> Task objective: Exclude the pictures and return every line exactly as written.

───── Supplied material

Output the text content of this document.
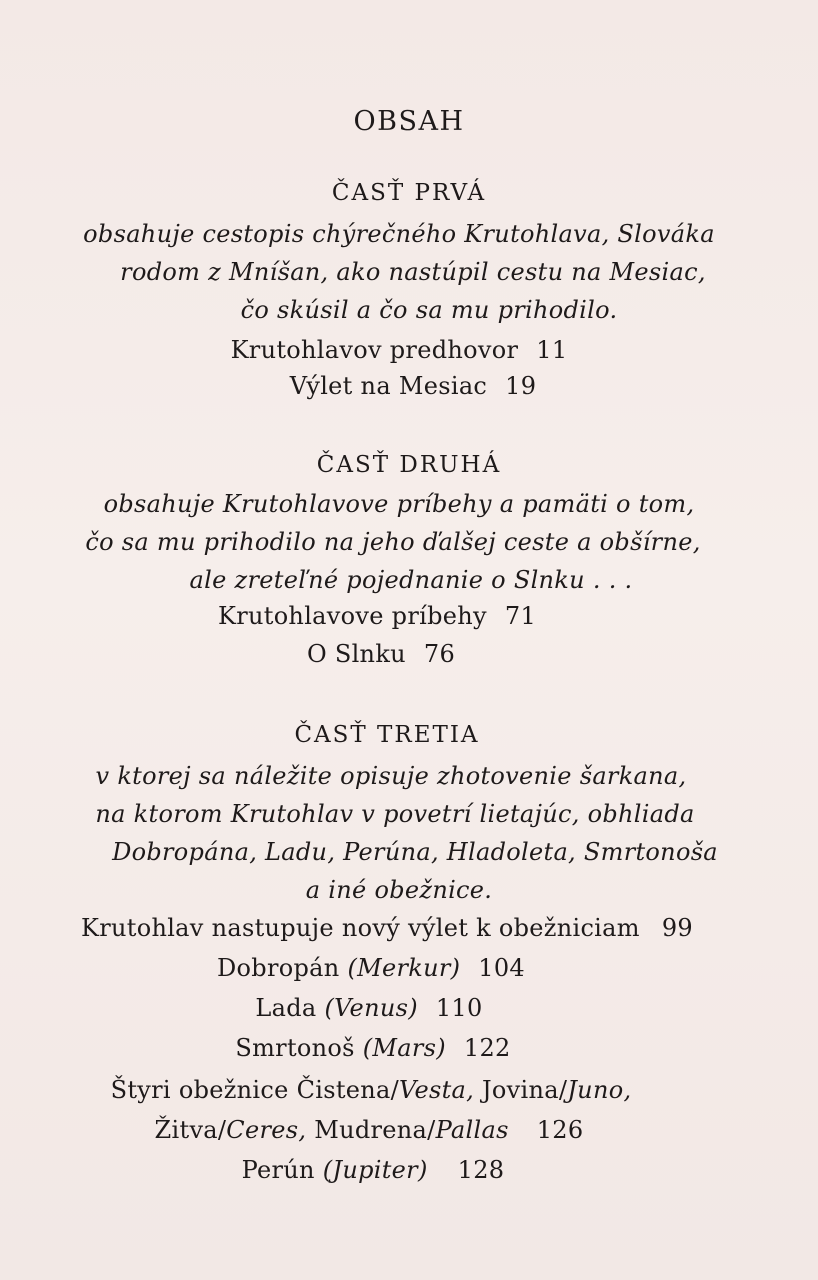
OBSAH
ČASŤ PRVÁ
obsahuje cestopis chýrečného Krutohlava, Slováka
rodom z Mníšan, ako nastúpil cestu na Mesiac,
čo skúsil a čo sa mu prihodilo.
Krutohlavov predhovor 11
Výlet na Mesiac 19
ČASŤ DRUHÁ
obsahuje Krutohlavove príbehy a pamäti o tom,
čo sa mu prihodilo na jeho ďalšej ceste a obšírne,
ale zreteľné pojednanie o Slnku . . .
Krutohlavove príbehy 71
O Slnku 76
ČASŤ TRETIA
v ktorej sa náležite opisuje zhotovenie šarkana,
na ktorom Krutohlav v povetrí lietajúc, obhliada
Dobropána, Ladu, Perúna, Hladoleta, Smrtonoša
a iné obežnice.
Krutohlav nastupuje nový výlet k obežniciam 99
Dobropán (Merkur) 104
Lada (Venus) 110
Smrtonoš (Mars) 122
Štyri obežnice Čistena/Vesta, Jovina/Juno,
Žitva/Ceres, Mudrena/Pallas 126
Perún (Jupiter) 128
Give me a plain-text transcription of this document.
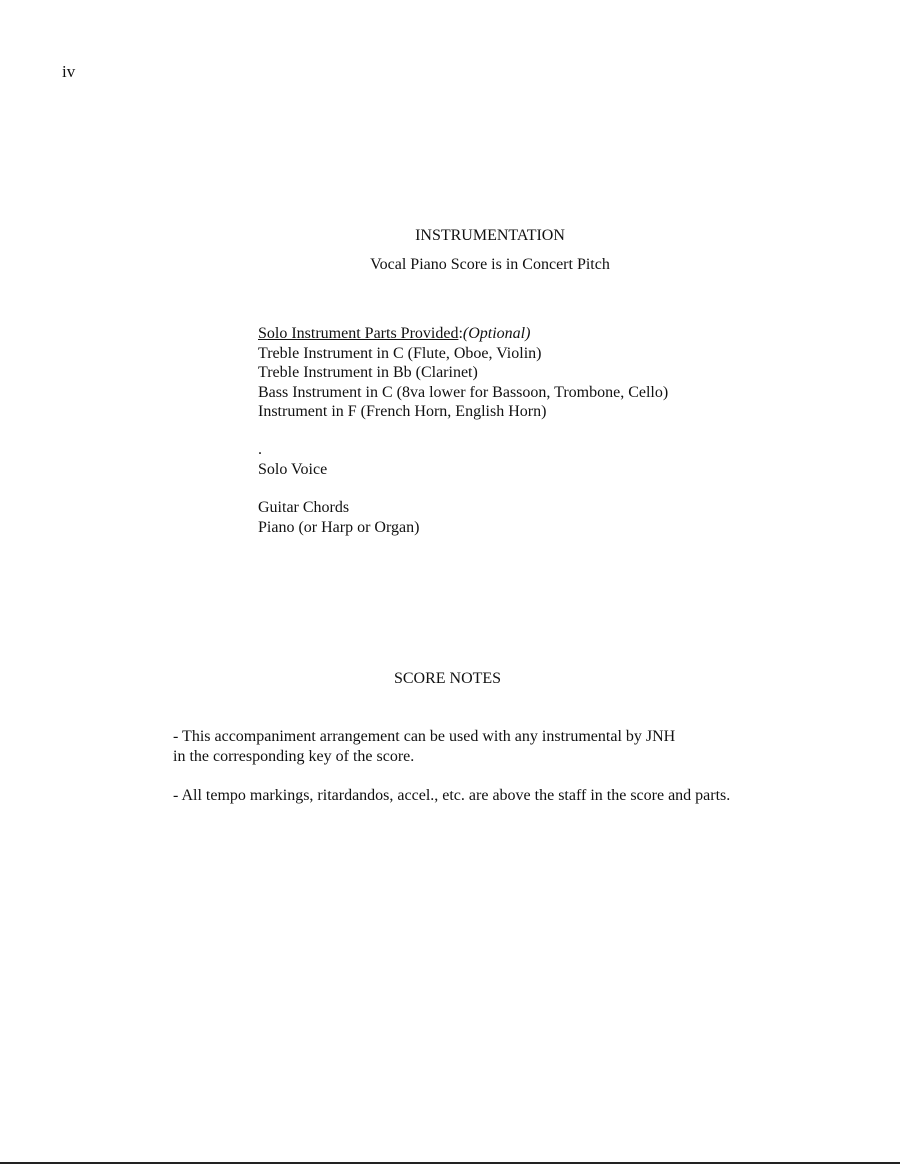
iv
INSTRUMENTATION
Vocal Piano Score is in Concert Pitch
Solo Instrument Parts Provided:(Optional)
Treble Instrument in C (Flute, Oboe, Violin)
Treble Instrument in Bb (Clarinet)
Bass Instrument in C (8va lower for Bassoon, Trombone, Cello)
Instrument in F (French Horn, English Horn)
.
Solo Voice
Guitar Chords
Piano (or Harp or Organ)
SCORE NOTES
- This accompaniment arrangement can be used with any instrumental by JNH
in the corresponding key of the score.
- All tempo markings, ritardandos, accel., etc. are above the staff in the score and parts.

──────────

> Expected output:
Output the text content of this document.
OBSAH
ČASŤ PRVÁ
obsahuje cestopis chýrečného Krutohlava, Slováka
rodom z Mníšan, ako nastúpil cestu na Mesiac,
čo skúsil a čo sa mu prihodilo.
Krutohlavov predhovor 11
Výlet na Mesiac 19
ČASŤ DRUHÁ
obsahuje Krutohlavove príbehy a pamäti o tom,
čo sa mu prihodilo na jeho ďalšej ceste a obšírne,
ale zreteľné pojednanie o Slnku . . .
Krutohlavove príbehy 71
O Slnku 76
ČASŤ TRETIA
v ktorej sa náležite opisuje zhotovenie šarkana,
na ktorom Krutohlav v povetrí lietajúc, obhliada
Dobropána, Ladu, Perúna, Hladoleta, Smrtonoša
a iné obežnice.
Krutohlav nastupuje nový výlet k obežniciam 99
Dobropán (Merkur) 104
Lada (Venus) 110
Smrtonoš (Mars) 122
Štyri obežnice Čistena/Vesta, Jovina/Juno,
Žitva/Ceres, Mudrena/Pallas 126
Perún (Jupiter) 128
Give me a plain-text transcription of this document.
iv
INSTRUMENTATION
Vocal Piano Score is in Concert Pitch
Solo Instrument Parts Provided:(Optional)
Treble Instrument in C (Flute, Oboe, Violin)
Treble Instrument in Bb (Clarinet)
Bass Instrument in C (8va lower for Bassoon, Trombone, Cello)
Instrument in F (French Horn, English Horn)
.
Solo Voice
Guitar Chords
Piano (or Harp or Organ)
SCORE NOTES
- This accompaniment arrangement can be used with any instrumental by JNH
in the corresponding key of the score.
- All tempo markings, ritardandos, accel., etc. are above the staff in the score and parts.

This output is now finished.